=== SUPPLIED DATA ===
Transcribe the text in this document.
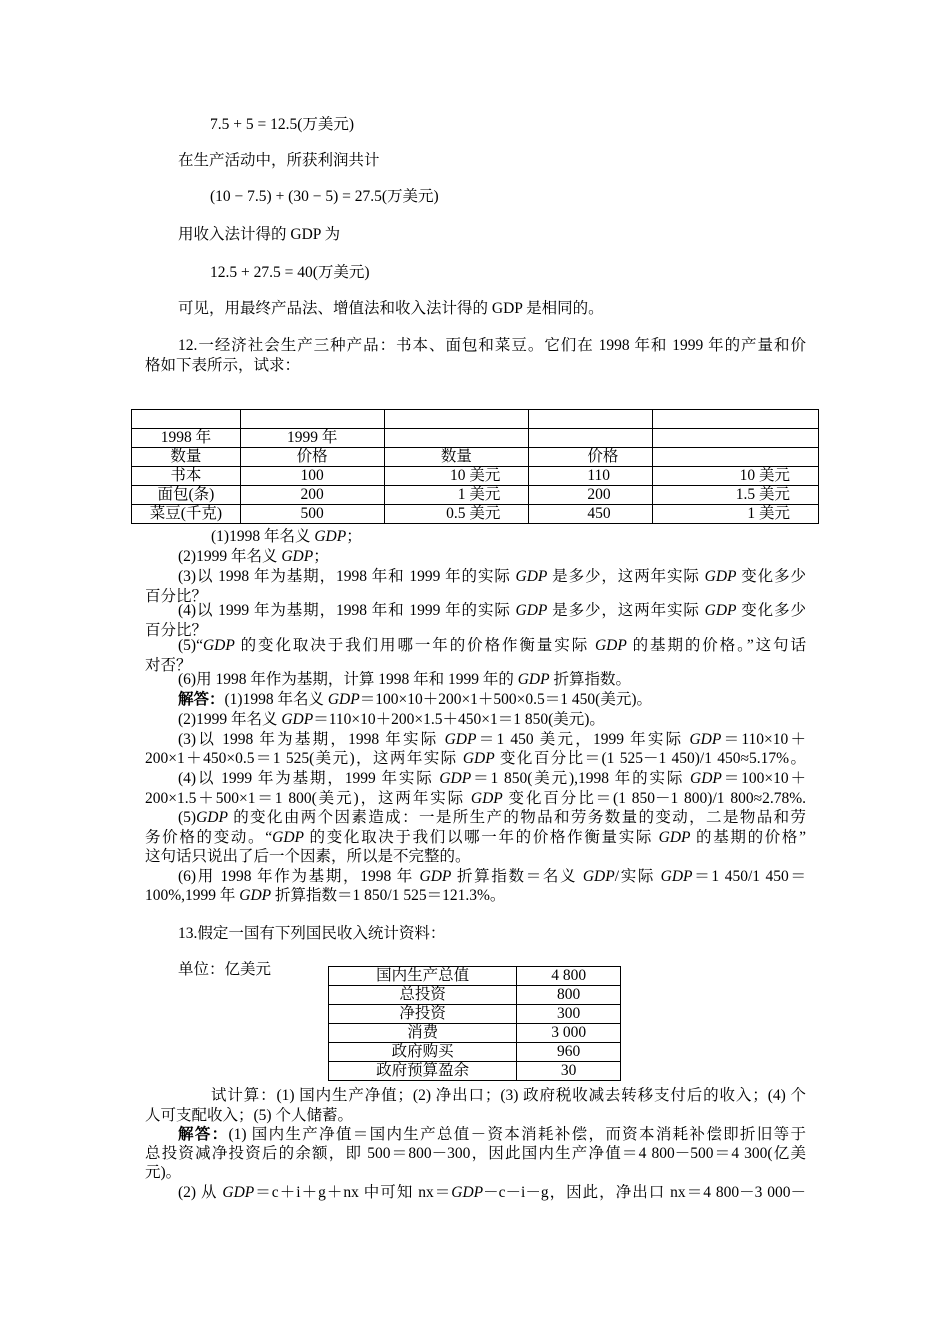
7.5 + 5 = 12.5(万美元)
在生产活动中，所获利润共计
(10 − 7.5) + (30 − 5) = 27.5(万美元)
用收入法计得的 GDP 为
12.5 + 27.5 = 40(万美元)
可见，用最终产品法、增值法和收入法计得的 GDP 是相同的。
12.一经济社会生产三种产品：书本、面包和菜豆。它们在 1998 年和 1999 年的产量和价
格如下表所示，试求：

1998 年	1999 年			
数量	价格	数量	价格	
书本	100	10 美元	110	10 美元
面包(条)	200	1 美元	200	1.5 美元
菜豆(千克)	500	0.5 美元	450	1 美元
(1)1998 年名义 GDP；
(2)1999 年名义 GDP；
(3)以 1998 年为基期，1998 年和 1999 年的实际 GDP 是多少，这两年实际 GDP 变化多少
百分比？
(4)以 1999 年为基期，1998 年和 1999 年的实际 GDP 是多少，这两年实际 GDP 变化多少
百分比？
(5)“GDP 的变化取决于我们用哪一年的价格作衡量实际 GDP 的基期的价格。”这句话
对否？
(6)用 1998 年作为基期，计算 1998 年和 1999 年的 GDP 折算指数。
解答：(1)1998 年名义 GDP＝100×10＋200×1＋500×0.5＝1 450(美元)。
(2)1999 年名义 GDP＝110×10＋200×1.5＋450×1＝1 850(美元)。
(3)以 1998 年为基期，1998 年实际 GDP＝1 450 美元，1999 年实际 GDP＝110×10＋
200×1＋450×0.5＝1 525(美元)，这两年实际 GDP 变化百分比＝(1 525－1 450)/1 450≈5.17%。
(4)以 1999 年为基期，1999 年实际 GDP＝1 850(美元),1998 年的实际 GDP＝100×10＋
200×1.5＋500×1＝1 800(美元)，这两年实际 GDP 变化百分比＝(1 850－1 800)/1 800≈2.78%.
(5)GDP 的变化由两个因素造成：一是所生产的物品和劳务数量的变动，二是物品和劳
务价格的变动。“GDP 的变化取决于我们以哪一年的价格作衡量实际 GDP 的基期的价格”
这句话只说出了后一个因素，所以是不完整的。
(6)用 1998 年作为基期，1998 年 GDP 折算指数＝名义 GDP/实际 GDP＝1 450/1 450＝
100%,1999 年 GDP 折算指数＝1 850/1 525＝121.3%。
13.假定一国有下列国民收入统计资料：
单位：亿美元	国内生产总值	4 800
总投资	800
净投资	300
消费	3 000
政府购买	960
政府预算盈余	30
试计算：(1) 国内生产净值；(2) 净出口；(3) 政府税收减去转移支付后的收入；(4) 个
人可支配收入；(5) 个人储蓄。
解答：(1) 国内生产净值＝国内生产总值－资本消耗补偿，而资本消耗补偿即折旧等于
总投资减净投资后的余额，即 500＝800－300，因此国内生产净值＝4 800－500＝4 300(亿美
元)。
(2) 从 GDP＝c＋i＋g＋nx 中可知 nx＝GDP－c－i－g，因此，净出口 nx＝4 800－3 000－
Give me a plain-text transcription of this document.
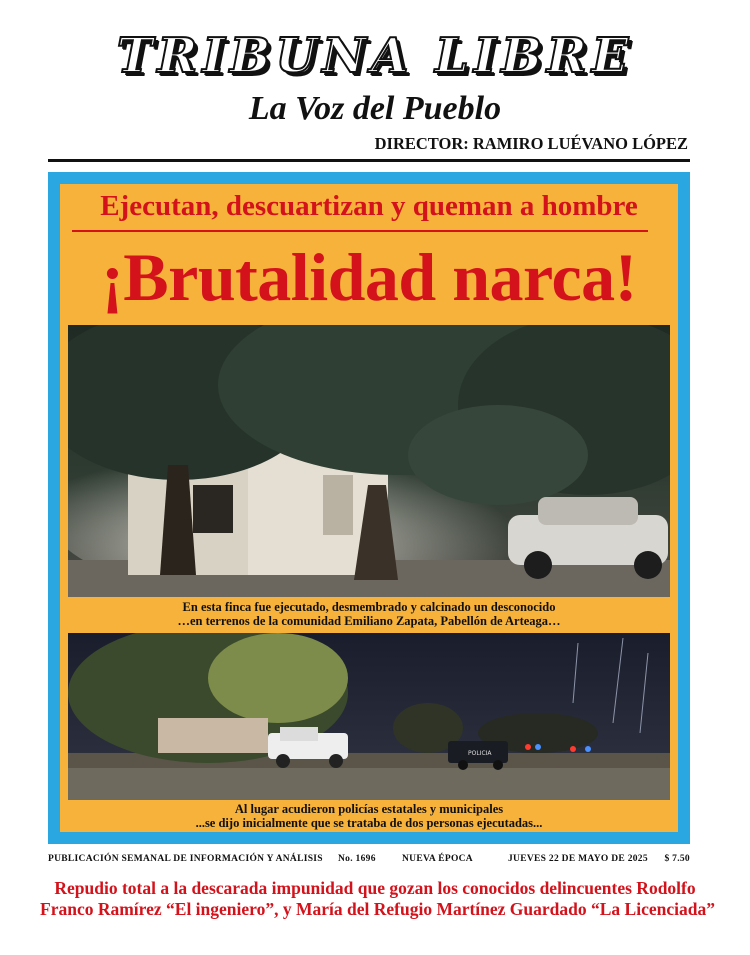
TRIBUNA LIBRE
La Voz del Pueblo
DIRECTOR: RAMIRO LUÉVANO LÓPEZ
Ejecutan, descuartizan y queman a hombre
¡Brutalidad narca!
En esta finca fue ejecutado, desmembrado y calcinado un desconocido
…en terrenos de la comunidad Emiliano Zapata, Pabellón de Arteaga…
POLICIA
Al lugar acudieron policías estatales y municipales
...se dijo inicialmente que se trataba de dos personas ejecutadas...
PUBLICACIÓN SEMANAL DE INFORMACIÓN Y ANÁLISIS No. 1696	NUEVA ÉPOCA	JUEVES 22 DE MAYO DE 2025 $ 7.50
Repudio total a la descarada impunidad que gozan los conocidos delincuentes Rodolfo
Franco Ramírez “El ingeniero”, y María del Refugio Martínez Guardado “La Licenciada”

=== PROBLEM TO SOLVE ===
Count every line in the data that contains the word "的基期的价格", then give that count and nothing else.

=== RESPONSE ===
2